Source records
——————

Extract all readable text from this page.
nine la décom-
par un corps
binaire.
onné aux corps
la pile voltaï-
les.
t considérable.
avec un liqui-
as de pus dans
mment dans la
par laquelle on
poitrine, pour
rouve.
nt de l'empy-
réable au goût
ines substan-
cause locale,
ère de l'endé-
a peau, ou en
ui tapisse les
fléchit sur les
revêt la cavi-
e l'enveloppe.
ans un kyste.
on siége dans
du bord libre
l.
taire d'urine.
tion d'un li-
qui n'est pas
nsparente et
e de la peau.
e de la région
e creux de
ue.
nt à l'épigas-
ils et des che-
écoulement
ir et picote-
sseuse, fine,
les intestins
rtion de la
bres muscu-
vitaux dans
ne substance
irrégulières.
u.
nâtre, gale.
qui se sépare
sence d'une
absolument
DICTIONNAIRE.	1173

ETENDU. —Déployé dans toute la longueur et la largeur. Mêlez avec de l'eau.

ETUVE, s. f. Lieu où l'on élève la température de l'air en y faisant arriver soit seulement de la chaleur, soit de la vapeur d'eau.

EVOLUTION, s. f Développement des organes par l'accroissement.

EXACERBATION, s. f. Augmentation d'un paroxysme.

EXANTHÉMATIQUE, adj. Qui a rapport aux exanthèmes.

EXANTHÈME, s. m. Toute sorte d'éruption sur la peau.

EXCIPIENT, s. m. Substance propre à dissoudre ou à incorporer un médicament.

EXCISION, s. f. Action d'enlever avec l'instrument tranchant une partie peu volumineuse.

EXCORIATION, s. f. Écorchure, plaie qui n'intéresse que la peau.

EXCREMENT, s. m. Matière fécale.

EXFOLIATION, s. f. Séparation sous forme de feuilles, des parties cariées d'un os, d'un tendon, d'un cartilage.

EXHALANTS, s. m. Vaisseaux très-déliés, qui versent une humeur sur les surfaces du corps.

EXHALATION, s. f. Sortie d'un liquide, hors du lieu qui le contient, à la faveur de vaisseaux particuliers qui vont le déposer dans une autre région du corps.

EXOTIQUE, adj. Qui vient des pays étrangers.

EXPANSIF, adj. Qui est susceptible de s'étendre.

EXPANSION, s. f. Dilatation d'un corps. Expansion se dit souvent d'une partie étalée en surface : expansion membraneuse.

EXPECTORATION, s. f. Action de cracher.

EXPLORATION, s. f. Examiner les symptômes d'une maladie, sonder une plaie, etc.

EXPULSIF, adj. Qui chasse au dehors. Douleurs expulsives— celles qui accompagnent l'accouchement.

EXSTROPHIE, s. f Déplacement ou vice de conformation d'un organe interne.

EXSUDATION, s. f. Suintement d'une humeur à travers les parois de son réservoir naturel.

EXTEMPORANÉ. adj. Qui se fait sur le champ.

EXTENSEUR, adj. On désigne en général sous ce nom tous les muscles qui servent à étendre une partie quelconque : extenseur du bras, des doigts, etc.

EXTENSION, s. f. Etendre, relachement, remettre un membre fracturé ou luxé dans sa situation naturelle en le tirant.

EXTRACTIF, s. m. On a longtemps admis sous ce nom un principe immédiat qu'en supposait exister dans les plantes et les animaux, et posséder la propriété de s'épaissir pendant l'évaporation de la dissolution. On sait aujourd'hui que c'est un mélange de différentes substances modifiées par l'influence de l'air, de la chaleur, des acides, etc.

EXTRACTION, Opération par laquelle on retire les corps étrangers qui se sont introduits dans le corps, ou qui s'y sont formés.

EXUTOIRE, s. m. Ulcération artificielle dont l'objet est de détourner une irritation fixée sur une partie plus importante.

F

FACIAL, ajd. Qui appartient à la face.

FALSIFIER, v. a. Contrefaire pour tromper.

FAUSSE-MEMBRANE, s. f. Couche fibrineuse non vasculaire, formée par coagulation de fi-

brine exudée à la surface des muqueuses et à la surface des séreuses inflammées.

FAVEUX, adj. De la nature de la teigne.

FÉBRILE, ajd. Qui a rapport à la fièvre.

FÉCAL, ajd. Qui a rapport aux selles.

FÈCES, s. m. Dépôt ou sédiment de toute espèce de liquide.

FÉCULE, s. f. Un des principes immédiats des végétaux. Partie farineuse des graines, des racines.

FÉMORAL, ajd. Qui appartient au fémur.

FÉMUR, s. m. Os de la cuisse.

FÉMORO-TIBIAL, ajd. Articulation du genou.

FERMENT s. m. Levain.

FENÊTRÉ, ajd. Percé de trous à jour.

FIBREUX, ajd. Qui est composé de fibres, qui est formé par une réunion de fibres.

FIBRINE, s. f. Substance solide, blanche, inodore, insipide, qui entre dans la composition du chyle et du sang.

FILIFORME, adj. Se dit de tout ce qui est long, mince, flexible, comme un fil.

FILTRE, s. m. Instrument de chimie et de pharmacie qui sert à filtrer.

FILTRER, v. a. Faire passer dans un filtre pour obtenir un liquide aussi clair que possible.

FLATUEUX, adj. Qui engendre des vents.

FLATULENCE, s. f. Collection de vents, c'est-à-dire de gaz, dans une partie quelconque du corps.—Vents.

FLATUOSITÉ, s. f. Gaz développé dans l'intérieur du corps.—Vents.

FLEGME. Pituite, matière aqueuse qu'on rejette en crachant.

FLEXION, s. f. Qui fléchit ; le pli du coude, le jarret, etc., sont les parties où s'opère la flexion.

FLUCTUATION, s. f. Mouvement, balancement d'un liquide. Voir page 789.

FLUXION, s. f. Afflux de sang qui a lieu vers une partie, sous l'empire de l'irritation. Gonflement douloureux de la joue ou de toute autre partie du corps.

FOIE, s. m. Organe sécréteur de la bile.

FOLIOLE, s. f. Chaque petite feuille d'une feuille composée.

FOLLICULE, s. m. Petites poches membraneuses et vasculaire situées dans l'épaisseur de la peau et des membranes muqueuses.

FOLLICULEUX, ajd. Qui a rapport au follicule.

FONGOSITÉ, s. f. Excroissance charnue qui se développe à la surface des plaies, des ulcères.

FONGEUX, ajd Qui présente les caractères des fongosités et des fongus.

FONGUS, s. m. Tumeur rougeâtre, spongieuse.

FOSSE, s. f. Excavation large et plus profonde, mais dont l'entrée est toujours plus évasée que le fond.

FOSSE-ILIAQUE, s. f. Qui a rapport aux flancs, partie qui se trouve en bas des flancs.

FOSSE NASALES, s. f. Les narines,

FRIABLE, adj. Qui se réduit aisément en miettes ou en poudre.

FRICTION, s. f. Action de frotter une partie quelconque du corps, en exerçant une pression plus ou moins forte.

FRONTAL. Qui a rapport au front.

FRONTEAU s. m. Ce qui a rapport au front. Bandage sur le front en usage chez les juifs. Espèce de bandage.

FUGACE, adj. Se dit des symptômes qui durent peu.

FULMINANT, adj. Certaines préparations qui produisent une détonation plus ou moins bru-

——————

▸ DIRECTIVE:
In the listing, find each line with the string "page" and copy it.

▸ SOLUTION FOR THIS PROBLEM:
Extract all readable text from this page.
FLUCTUATION, s. f. Mouvement, balancement d'un liquide. Voir page 789.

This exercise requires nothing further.